*** Opening Raw data ***

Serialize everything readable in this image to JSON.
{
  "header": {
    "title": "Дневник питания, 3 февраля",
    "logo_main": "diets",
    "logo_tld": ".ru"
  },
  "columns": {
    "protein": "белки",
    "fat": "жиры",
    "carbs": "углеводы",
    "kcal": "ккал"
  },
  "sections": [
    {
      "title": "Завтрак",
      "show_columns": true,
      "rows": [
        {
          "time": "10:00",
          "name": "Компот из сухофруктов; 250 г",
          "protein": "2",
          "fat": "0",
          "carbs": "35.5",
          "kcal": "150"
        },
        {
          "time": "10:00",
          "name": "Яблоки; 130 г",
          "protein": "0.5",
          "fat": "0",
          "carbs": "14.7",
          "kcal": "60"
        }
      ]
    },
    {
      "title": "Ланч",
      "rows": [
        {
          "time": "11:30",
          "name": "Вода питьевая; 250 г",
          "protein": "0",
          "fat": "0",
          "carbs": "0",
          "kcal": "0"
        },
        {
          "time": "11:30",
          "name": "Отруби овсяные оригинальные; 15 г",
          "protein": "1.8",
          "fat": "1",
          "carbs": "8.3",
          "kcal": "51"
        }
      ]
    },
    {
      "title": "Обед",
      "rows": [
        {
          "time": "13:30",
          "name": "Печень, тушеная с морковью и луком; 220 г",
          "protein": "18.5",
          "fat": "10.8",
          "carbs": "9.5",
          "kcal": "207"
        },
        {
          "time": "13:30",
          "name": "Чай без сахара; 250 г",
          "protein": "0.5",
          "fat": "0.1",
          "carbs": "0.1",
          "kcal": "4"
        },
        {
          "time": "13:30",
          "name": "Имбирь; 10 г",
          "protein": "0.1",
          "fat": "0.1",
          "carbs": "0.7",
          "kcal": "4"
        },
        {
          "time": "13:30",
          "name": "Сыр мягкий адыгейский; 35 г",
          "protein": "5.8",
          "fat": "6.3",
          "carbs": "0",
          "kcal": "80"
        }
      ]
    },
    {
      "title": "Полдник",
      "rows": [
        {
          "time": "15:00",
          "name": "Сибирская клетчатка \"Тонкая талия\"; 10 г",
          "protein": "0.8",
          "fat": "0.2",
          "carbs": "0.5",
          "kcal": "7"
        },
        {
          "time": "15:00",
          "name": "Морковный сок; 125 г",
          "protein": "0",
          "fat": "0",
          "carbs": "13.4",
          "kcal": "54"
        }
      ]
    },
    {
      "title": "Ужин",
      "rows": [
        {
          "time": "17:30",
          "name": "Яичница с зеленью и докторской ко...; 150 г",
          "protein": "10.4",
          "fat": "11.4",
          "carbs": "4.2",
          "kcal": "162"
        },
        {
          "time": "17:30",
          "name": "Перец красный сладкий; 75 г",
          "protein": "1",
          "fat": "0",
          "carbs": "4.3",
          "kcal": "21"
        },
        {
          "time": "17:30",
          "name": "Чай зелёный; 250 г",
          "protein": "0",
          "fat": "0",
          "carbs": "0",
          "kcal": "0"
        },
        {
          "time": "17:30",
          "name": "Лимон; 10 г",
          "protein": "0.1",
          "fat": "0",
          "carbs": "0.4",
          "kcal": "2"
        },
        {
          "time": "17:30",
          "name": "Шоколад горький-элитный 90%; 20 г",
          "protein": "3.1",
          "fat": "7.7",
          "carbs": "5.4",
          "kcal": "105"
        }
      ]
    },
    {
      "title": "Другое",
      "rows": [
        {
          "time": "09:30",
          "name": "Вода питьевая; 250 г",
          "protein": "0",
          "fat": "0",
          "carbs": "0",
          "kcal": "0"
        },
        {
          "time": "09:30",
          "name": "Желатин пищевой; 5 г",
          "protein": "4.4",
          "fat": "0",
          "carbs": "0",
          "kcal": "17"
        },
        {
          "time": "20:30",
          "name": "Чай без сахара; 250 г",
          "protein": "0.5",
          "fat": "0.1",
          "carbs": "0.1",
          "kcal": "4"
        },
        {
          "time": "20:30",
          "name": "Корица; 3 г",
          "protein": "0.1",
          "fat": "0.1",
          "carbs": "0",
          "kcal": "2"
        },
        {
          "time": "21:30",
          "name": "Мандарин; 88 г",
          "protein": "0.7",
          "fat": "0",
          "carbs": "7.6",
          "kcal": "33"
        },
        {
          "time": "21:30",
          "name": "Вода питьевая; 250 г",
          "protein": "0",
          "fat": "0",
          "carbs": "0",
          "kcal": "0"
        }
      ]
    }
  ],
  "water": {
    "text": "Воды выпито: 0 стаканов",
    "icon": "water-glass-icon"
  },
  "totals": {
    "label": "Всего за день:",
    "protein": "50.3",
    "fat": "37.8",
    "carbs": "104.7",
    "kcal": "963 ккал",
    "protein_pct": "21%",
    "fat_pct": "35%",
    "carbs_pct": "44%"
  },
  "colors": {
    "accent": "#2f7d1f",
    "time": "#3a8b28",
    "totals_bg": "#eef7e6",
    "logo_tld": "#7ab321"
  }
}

*** Closing Raw data ***

Work task. Output every record above exactly as it appears.

Answer box.
Serialize everything readable in this image to JSON.
{
  "header": {
    "title": "Дневник питания, 3 февраля",
    "logo_main": "diets",
    "logo_tld": ".ru"
  },
  "columns": {
    "protein": "белки",
    "fat": "жиры",
    "carbs": "углеводы",
    "kcal": "ккал"
  },
  "sections": [
    {
      "title": "Завтрак",
      "show_columns": true,
      "rows": [
        {
          "time": "10:00",
          "name": "Компот из сухофруктов; 250 г",
          "protein": "2",
          "fat": "0",
          "carbs": "35.5",
          "kcal": "150"
        },
        {
          "time": "10:00",
          "name": "Яблоки; 130 г",
          "protein": "0.5",
          "fat": "0",
          "carbs": "14.7",
          "kcal": "60"
        }
      ]
    },
    {
      "title": "Ланч",
      "rows": [
        {
          "time": "11:30",
          "name": "Вода питьевая; 250 г",
          "protein": "0",
          "fat": "0",
          "carbs": "0",
          "kcal": "0"
        },
        {
          "time": "11:30",
          "name": "Отруби овсяные оригинальные; 15 г",
          "protein": "1.8",
          "fat": "1",
          "carbs": "8.3",
          "kcal": "51"
        }
      ]
    },
    {
      "title": "Обед",
      "rows": [
        {
          "time": "13:30",
          "name": "Печень, тушеная с морковью и луком; 220 г",
          "protein": "18.5",
          "fat": "10.8",
          "carbs": "9.5",
          "kcal": "207"
        },
        {
          "time": "13:30",
          "name": "Чай без сахара; 250 г",
          "protein": "0.5",
          "fat": "0.1",
          "carbs": "0.1",
          "kcal": "4"
        },
        {
          "time": "13:30",
          "name": "Имбирь; 10 г",
          "protein": "0.1",
          "fat": "0.1",
          "carbs": "0.7",
          "kcal": "4"
        },
        {
          "time": "13:30",
          "name": "Сыр мягкий адыгейский; 35 г",
          "protein": "5.8",
          "fat": "6.3",
          "carbs": "0",
          "kcal": "80"
        }
      ]
    },
    {
      "title": "Полдник",
      "rows": [
        {
          "time": "15:00",
          "name": "Сибирская клетчатка \"Тонкая талия\"; 10 г",
          "protein": "0.8",
          "fat": "0.2",
          "carbs": "0.5",
          "kcal": "7"
        },
        {
          "time": "15:00",
          "name": "Морковный сок; 125 г",
          "protein": "0",
          "fat": "0",
          "carbs": "13.4",
          "kcal": "54"
        }
      ]
    },
    {
      "title": "Ужин",
      "rows": [
        {
          "time": "17:30",
          "name": "Яичница с зеленью и докторской ко...; 150 г",
          "protein": "10.4",
          "fat": "11.4",
          "carbs": "4.2",
          "kcal": "162"
        },
        {
          "time": "17:30",
          "name": "Перец красный сладкий; 75 г",
          "protein": "1",
          "fat": "0",
          "carbs": "4.3",
          "kcal": "21"
        },
        {
          "time": "17:30",
          "name": "Чай зелёный; 250 г",
          "protein": "0",
          "fat": "0",
          "carbs": "0",
          "kcal": "0"
        },
        {
          "time": "17:30",
          "name": "Лимон; 10 г",
          "protein": "0.1",
          "fat": "0",
          "carbs": "0.4",
          "kcal": "2"
        },
        {
          "time": "17:30",
          "name": "Шоколад горький-элитный 90%; 20 г",
          "protein": "3.1",
          "fat": "7.7",
          "carbs": "5.4",
          "kcal": "105"
        }
      ]
    },
    {
      "title": "Другое",
      "rows": [
        {
          "time": "09:30",
          "name": "Вода питьевая; 250 г",
          "protein": "0",
          "fat": "0",
          "carbs": "0",
          "kcal": "0"
        },
        {
          "time": "09:30",
          "name": "Желатин пищевой; 5 г",
          "protein": "4.4",
          "fat": "0",
          "carbs": "0",
          "kcal": "17"
        },
        {
          "time": "20:30",
          "name": "Чай без сахара; 250 г",
          "protein": "0.5",
          "fat": "0.1",
          "carbs": "0.1",
          "kcal": "4"
        },
        {
          "time": "20:30",
          "name": "Корица; 3 г",
          "protein": "0.1",
          "fat": "0.1",
          "carbs": "0",
          "kcal": "2"
        },
        {
          "time": "21:30",
          "name": "Мандарин; 88 г",
          "protein": "0.7",
          "fat": "0",
          "carbs": "7.6",
          "kcal": "33"
        },
        {
          "time": "21:30",
          "name": "Вода питьевая; 250 г",
          "protein": "0",
          "fat": "0",
          "carbs": "0",
          "kcal": "0"
        }
      ]
    }
  ],
  "water": {
    "text": "Воды выпито: 0 стаканов",
    "icon": "water-glass-icon"
  },
  "totals": {
    "label": "Всего за день:",
    "protein": "50.3",
    "fat": "37.8",
    "carbs": "104.7",
    "kcal": "963 ккал",
    "protein_pct": "21%",
    "fat_pct": "35%",
    "carbs_pct": "44%"
  },
  "colors": {
    "accent": "#2f7d1f",
    "time": "#3a8b28",
    "totals_bg": "#eef7e6",
    "logo_tld": "#7ab321"
  }
}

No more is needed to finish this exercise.